In the listing that follows, count every line with the word "more" in it and write only the total.

-- BEGIN The data --

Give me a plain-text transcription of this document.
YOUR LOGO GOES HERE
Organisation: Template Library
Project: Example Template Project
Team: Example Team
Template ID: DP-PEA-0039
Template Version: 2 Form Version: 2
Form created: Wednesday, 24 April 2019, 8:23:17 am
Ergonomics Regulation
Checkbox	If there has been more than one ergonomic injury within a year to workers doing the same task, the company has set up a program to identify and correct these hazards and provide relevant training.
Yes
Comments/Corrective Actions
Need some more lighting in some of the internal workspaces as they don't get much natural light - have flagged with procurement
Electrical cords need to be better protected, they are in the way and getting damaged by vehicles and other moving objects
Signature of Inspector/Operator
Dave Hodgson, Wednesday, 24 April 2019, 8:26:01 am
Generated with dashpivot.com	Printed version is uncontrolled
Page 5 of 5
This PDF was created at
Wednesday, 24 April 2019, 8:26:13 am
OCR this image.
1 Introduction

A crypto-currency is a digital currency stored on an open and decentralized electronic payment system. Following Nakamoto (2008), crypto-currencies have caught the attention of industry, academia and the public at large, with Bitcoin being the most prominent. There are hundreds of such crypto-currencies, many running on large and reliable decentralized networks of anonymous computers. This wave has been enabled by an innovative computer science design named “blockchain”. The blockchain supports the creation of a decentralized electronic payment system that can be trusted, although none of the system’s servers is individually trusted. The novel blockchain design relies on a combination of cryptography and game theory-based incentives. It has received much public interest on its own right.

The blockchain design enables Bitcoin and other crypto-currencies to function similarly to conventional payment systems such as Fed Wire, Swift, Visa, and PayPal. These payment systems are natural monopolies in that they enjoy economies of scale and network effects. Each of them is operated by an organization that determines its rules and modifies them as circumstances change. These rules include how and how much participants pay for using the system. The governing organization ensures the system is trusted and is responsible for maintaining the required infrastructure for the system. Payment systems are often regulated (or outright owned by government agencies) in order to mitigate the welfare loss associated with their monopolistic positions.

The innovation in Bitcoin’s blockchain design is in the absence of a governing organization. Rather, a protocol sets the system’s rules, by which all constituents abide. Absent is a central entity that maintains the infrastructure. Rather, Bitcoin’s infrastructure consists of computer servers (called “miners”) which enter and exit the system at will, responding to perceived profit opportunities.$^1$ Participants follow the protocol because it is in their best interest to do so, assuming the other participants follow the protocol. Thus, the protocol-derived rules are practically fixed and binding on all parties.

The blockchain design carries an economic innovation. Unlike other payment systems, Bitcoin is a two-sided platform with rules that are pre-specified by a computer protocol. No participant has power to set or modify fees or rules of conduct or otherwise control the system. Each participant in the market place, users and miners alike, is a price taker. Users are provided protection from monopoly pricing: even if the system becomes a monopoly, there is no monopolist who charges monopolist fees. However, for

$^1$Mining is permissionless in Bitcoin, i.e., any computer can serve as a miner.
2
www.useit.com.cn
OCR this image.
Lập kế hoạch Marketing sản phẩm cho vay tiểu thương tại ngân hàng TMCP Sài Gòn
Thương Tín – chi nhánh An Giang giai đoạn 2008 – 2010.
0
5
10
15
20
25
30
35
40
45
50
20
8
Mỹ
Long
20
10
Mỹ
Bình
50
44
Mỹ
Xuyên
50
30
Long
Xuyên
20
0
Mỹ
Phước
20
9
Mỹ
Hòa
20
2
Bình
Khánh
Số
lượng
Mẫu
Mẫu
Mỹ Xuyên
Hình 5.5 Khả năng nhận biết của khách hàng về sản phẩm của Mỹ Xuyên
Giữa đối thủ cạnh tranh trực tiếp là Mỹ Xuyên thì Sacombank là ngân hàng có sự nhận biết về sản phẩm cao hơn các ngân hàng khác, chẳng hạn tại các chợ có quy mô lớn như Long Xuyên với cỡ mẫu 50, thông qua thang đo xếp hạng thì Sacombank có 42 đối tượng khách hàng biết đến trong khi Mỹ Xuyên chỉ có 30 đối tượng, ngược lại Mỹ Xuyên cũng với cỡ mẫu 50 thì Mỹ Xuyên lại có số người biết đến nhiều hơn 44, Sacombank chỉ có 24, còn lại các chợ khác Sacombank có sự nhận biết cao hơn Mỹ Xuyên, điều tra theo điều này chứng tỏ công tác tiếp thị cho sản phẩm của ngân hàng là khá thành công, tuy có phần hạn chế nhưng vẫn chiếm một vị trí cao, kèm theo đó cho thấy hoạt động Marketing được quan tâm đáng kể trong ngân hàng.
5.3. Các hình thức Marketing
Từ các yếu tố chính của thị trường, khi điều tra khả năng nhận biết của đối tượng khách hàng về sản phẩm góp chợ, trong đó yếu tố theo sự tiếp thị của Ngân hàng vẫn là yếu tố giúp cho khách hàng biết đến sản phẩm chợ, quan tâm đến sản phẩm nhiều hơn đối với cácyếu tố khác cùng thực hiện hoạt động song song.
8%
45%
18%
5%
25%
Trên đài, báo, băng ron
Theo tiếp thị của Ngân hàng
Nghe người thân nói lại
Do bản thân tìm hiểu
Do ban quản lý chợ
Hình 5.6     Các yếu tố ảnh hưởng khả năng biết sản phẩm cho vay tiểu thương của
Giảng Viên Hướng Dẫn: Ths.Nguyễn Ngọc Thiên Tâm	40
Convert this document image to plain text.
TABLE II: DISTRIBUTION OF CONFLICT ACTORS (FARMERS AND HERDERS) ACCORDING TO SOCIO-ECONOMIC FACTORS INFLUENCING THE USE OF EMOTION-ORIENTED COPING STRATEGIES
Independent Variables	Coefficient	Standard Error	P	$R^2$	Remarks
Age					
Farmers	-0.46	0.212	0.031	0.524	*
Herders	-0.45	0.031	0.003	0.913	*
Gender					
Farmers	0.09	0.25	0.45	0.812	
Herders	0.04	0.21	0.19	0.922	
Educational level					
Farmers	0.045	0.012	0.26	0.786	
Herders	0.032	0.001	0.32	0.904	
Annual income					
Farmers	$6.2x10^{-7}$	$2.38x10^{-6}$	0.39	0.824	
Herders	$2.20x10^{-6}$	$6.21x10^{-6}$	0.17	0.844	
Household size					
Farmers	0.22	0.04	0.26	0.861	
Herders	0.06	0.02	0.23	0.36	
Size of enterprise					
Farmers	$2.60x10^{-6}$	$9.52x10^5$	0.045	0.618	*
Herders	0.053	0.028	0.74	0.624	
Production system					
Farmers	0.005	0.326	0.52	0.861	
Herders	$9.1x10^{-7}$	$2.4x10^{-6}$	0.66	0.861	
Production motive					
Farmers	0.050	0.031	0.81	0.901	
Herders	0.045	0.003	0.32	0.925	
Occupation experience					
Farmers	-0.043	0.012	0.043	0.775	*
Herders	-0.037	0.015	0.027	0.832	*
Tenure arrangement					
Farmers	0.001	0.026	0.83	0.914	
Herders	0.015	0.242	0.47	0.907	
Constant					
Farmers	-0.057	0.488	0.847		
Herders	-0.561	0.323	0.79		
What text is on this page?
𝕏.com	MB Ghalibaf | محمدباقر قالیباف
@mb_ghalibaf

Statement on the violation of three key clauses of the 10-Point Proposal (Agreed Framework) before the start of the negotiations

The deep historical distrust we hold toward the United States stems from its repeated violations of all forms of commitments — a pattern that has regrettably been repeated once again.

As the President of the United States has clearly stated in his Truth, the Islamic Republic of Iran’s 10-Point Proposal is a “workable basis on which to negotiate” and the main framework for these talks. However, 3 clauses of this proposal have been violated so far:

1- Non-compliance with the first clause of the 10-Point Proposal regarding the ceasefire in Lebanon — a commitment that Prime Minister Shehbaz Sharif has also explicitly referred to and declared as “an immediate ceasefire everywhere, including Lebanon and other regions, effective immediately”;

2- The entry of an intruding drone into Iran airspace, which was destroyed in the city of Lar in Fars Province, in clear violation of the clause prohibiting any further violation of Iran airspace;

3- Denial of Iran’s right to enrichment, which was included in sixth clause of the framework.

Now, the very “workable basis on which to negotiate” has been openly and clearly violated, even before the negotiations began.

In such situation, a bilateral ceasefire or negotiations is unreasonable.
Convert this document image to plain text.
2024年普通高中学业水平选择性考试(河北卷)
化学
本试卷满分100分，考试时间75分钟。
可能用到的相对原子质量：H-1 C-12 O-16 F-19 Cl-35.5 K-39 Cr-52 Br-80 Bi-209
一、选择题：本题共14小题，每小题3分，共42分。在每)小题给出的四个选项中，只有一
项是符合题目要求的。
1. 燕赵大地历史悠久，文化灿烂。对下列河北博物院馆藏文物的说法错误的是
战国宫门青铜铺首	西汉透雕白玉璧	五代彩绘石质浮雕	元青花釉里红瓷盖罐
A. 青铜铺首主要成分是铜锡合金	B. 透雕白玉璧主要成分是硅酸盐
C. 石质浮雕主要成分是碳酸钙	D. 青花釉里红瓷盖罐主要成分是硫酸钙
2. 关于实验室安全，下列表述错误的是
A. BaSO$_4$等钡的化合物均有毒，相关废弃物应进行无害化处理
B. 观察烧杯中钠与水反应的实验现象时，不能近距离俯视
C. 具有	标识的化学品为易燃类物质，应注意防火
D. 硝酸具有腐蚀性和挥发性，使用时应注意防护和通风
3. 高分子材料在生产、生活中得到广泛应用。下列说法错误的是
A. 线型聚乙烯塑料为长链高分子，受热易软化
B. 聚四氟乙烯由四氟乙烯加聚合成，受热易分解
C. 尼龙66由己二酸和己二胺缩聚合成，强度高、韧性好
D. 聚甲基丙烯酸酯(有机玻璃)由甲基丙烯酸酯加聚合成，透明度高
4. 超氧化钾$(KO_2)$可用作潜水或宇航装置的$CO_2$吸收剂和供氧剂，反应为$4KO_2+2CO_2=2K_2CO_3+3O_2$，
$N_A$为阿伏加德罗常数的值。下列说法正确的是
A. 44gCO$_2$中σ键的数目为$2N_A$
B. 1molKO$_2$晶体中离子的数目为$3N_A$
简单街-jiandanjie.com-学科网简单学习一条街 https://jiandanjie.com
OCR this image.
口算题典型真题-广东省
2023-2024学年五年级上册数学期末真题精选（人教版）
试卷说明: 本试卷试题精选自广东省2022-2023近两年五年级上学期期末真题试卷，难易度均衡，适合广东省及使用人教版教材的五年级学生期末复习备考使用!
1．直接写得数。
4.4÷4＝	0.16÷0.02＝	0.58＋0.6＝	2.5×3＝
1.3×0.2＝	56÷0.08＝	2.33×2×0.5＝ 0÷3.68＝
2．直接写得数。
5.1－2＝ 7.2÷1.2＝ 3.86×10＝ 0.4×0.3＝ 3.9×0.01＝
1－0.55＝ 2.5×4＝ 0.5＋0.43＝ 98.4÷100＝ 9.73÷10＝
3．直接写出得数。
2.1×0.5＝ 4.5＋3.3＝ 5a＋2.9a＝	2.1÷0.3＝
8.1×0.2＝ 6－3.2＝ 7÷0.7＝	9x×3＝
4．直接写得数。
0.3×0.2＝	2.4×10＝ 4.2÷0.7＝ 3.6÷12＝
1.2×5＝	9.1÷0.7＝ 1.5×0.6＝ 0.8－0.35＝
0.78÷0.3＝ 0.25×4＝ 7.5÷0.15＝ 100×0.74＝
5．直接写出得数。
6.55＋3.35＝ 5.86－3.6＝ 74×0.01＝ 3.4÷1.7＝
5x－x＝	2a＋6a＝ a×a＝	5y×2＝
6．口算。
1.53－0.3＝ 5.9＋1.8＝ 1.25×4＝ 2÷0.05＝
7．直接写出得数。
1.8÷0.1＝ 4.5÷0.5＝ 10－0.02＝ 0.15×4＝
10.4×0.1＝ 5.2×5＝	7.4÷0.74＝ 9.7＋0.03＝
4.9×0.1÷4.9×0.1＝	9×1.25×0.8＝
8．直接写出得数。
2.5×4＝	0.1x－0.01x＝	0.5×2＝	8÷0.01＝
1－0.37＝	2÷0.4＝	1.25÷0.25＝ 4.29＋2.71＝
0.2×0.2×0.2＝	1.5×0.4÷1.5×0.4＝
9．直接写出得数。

-- END The data --

§ **In response**:
2